#### DATA SECTION:
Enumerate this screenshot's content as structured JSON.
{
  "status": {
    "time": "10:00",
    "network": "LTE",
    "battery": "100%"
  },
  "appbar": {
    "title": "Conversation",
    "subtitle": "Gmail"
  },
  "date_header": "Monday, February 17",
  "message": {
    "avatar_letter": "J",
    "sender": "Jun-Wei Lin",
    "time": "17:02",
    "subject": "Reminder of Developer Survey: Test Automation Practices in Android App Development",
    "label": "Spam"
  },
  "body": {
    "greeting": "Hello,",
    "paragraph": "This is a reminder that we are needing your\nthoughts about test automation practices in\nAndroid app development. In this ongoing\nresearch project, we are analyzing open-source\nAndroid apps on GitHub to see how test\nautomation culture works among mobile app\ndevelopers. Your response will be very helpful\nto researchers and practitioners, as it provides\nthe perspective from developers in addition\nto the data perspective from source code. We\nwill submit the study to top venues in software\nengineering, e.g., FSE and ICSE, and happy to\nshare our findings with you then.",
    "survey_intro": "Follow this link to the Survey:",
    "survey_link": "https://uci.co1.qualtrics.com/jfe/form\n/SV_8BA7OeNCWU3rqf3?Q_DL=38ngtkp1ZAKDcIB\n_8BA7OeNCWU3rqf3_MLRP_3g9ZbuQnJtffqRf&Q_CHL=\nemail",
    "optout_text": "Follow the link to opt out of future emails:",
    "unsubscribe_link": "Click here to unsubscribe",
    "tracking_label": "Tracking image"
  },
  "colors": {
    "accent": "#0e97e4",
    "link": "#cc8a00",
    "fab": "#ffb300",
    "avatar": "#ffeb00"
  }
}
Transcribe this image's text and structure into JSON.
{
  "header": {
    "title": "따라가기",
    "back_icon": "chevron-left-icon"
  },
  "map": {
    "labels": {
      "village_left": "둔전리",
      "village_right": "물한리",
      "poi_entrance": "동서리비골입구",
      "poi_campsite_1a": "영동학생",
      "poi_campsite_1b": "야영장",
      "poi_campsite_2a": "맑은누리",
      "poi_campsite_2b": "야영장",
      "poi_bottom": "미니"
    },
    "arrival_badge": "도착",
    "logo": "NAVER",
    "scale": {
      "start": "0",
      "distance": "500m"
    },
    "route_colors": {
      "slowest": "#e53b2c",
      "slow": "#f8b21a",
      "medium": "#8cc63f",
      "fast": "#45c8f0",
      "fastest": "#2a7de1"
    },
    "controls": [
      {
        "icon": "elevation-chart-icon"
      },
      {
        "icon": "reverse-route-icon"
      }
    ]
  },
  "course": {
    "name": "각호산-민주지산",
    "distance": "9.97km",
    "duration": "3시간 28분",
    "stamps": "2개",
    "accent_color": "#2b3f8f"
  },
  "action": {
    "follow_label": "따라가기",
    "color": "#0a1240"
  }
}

* * *

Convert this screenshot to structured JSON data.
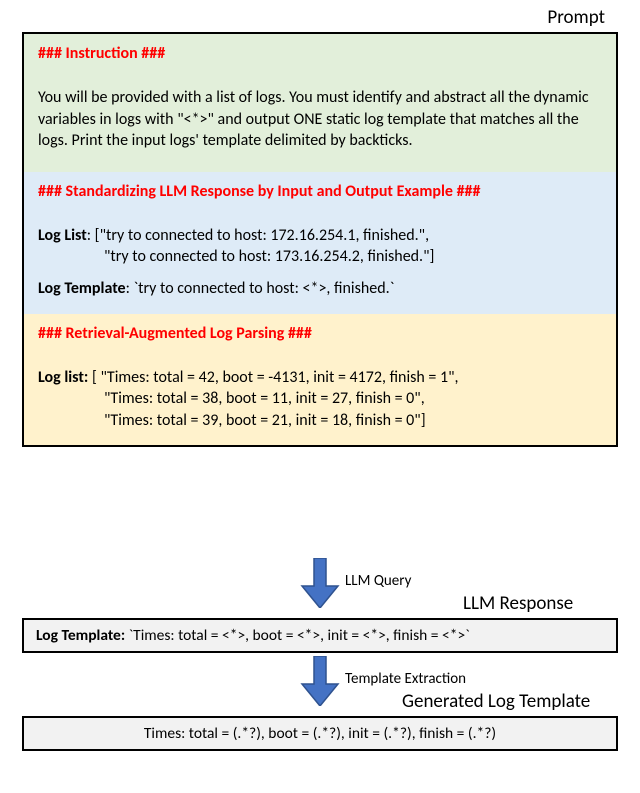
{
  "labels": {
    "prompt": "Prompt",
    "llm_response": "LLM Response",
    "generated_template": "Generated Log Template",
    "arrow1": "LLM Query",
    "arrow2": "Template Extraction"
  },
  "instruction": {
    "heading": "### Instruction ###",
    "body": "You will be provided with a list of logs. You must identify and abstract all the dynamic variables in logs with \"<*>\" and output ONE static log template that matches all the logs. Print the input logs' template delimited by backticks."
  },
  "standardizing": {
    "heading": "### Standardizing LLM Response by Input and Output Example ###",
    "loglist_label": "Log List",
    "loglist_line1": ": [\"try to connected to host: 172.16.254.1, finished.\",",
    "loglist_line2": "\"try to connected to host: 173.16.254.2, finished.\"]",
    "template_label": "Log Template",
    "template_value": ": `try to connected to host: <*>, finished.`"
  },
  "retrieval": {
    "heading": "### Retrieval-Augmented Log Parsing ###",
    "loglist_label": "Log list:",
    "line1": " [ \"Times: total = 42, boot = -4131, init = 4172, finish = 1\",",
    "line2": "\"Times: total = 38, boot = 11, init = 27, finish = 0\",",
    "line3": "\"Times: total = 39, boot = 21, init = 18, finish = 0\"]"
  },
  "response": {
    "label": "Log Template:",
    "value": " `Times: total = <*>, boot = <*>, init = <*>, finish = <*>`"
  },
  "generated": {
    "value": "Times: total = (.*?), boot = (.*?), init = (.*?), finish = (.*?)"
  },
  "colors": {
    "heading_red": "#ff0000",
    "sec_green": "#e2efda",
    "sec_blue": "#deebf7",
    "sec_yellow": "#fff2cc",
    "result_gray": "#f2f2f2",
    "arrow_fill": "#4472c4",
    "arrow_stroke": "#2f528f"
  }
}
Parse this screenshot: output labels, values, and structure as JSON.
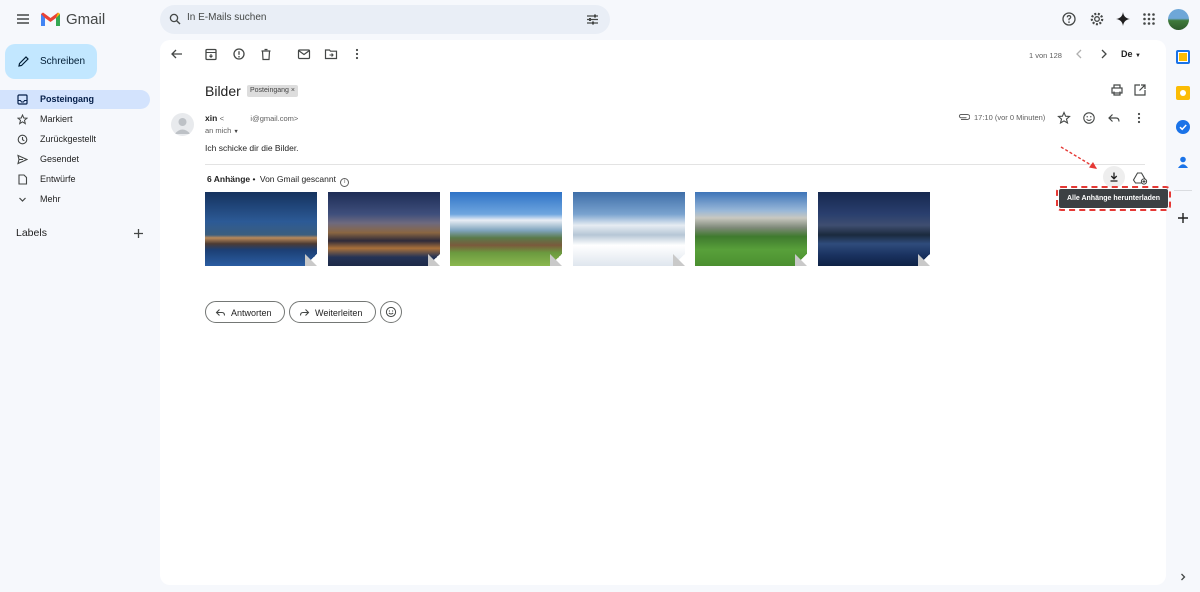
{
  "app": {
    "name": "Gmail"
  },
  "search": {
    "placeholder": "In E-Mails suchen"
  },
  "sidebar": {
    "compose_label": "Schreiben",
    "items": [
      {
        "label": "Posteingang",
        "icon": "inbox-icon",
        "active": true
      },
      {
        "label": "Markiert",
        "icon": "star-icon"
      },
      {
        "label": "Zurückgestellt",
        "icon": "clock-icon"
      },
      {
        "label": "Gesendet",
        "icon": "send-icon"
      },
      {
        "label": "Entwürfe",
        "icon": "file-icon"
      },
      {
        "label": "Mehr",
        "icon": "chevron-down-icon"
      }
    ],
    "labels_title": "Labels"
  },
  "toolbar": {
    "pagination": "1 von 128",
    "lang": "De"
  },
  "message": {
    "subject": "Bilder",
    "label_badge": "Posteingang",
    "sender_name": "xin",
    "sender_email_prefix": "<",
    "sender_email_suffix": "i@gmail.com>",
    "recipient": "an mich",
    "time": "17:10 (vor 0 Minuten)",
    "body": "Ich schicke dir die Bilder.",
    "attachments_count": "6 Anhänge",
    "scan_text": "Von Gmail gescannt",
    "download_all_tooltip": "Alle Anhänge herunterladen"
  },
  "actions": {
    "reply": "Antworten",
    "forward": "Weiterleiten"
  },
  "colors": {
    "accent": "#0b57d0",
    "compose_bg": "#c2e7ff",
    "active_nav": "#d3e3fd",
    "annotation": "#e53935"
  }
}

#### DIRECTIONS:
List every line from the entries above in which "connected" appears.

#### EXERCISE OUTPUT:
    "loglist_line1": ": [\"try to connected to host: 172.16.254.1, finished.\",",
    "loglist_line2": "\"try to connected to host: 173.16.254.2, finished.\"]",
    "template_value": ": `try to connected to host: <*>, finished.`"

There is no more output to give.